ASSIGNMENT
Without the pictures, write out all the lines below exactly as they appear.

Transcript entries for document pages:
○ ○ ○
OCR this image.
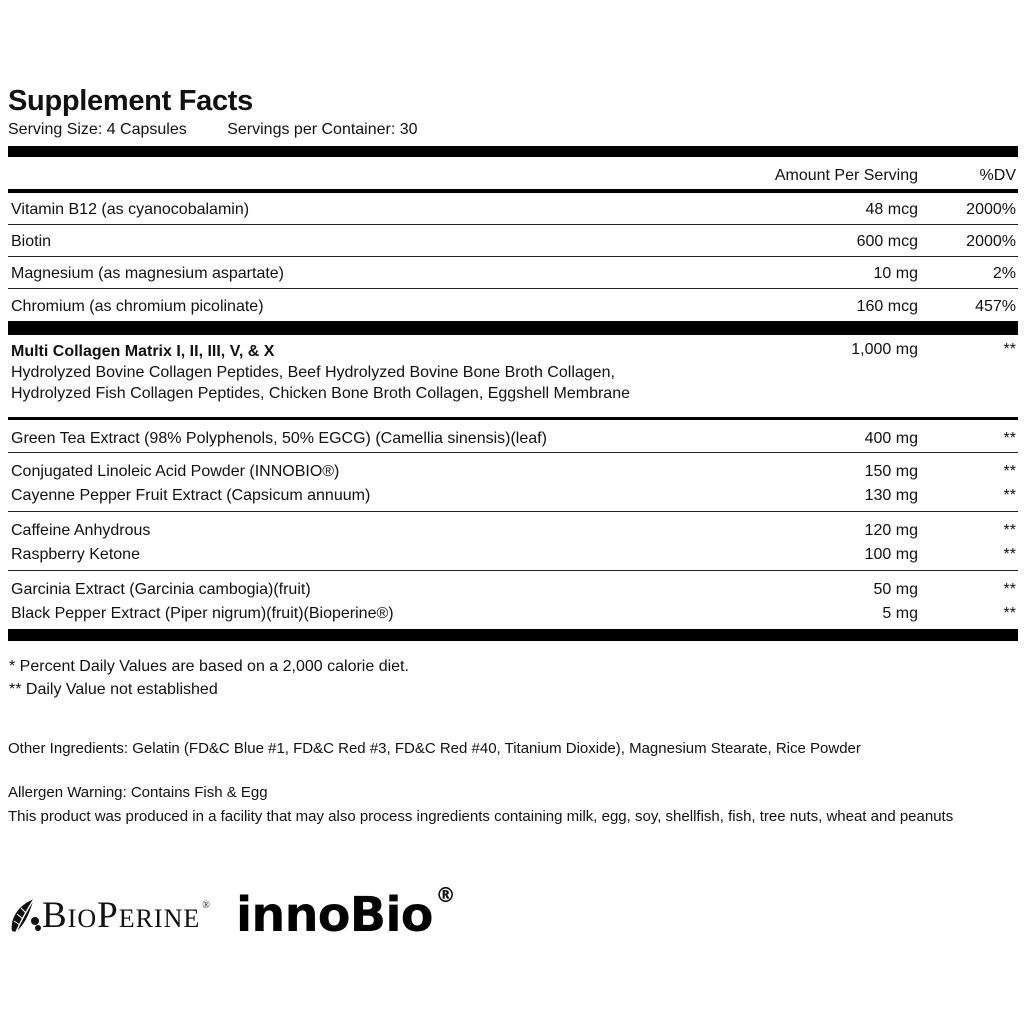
Supplement Facts
Serving Size: 4 Capsules	Servings per Container: 30
Amount Per Serving	%DV
Vitamin B12 (as cyanocobalamin)	48 mcg	2000%
Biotin	600 mcg	2000%
Magnesium (as magnesium aspartate)	10 mg	2%
Chromium (as chromium picolinate)	160 mcg	457%
Multi Collagen Matrix I, II, III, V, & X
Hydrolyzed Bovine Collagen Peptides, Beef Hydrolyzed Bovine Bone Broth Collagen,
Hydrolyzed Fish Collagen Peptides, Chicken Bone Broth Collagen, Eggshell Membrane
1,000 mg	**
Green Tea Extract (98% Polyphenols, 50% EGCG) (Camellia sinensis)(leaf)	400 mg	**
Conjugated Linoleic Acid Powder (INNOBIO®)	150 mg	**
Cayenne Pepper Fruit Extract (Capsicum annuum)	130 mg	**
Caffeine Anhydrous	120 mg	**
Raspberry Ketone	100 mg	**
Garcinia Extract (Garcinia cambogia)(fruit)	50 mg	**
Black Pepper Extract (Piper nigrum)(fruit)(Bioperine®)	5 mg	**
* Percent Daily Values are based on a 2,000 calorie diet.
** Daily Value not established
Other Ingredients: Gelatin (FD&C Blue #1, FD&C Red #3, FD&C Red #40, Titanium Dioxide), Magnesium Stearate, Rice Powder
Allergen Warning: Contains Fish & Egg
This product was produced in a facility that may also process ingredients containing milk, egg, soy, shellfish, fish, tree nuts, wheat and peanuts
BioPerine ® innoBio ®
○ ○ ○
FINISHED TASK
OCR this image.
Supplement Facts
Serving Size: 4 Capsules	Servings per Container: 30
Amount Per Serving	%DV
Vitamin B12 (as cyanocobalamin)	48 mcg	2000%
Biotin	600 mcg	2000%
Magnesium (as magnesium aspartate)	10 mg	2%
Chromium (as chromium picolinate)	160 mcg	457%
Multi Collagen Matrix I, II, III, V, & X
Hydrolyzed Bovine Collagen Peptides, Beef Hydrolyzed Bovine Bone Broth Collagen,
Hydrolyzed Fish Collagen Peptides, Chicken Bone Broth Collagen, Eggshell Membrane
1,000 mg	**
Green Tea Extract (98% Polyphenols, 50% EGCG) (Camellia sinensis)(leaf)	400 mg	**
Conjugated Linoleic Acid Powder (INNOBIO®)	150 mg	**
Cayenne Pepper Fruit Extract (Capsicum annuum)	130 mg	**
Caffeine Anhydrous	120 mg	**
Raspberry Ketone	100 mg	**
Garcinia Extract (Garcinia cambogia)(fruit)	50 mg	**
Black Pepper Extract (Piper nigrum)(fruit)(Bioperine®)	5 mg	**
* Percent Daily Values are based on a 2,000 calorie diet.
** Daily Value not established
Other Ingredients: Gelatin (FD&C Blue #1, FD&C Red #3, FD&C Red #40, Titanium Dioxide), Magnesium Stearate, Rice Powder
Allergen Warning: Contains Fish & Egg
This product was produced in a facility that may also process ingredients containing milk, egg, soy, shellfish, fish, tree nuts, wheat and peanuts
BioPerine ® innoBio ®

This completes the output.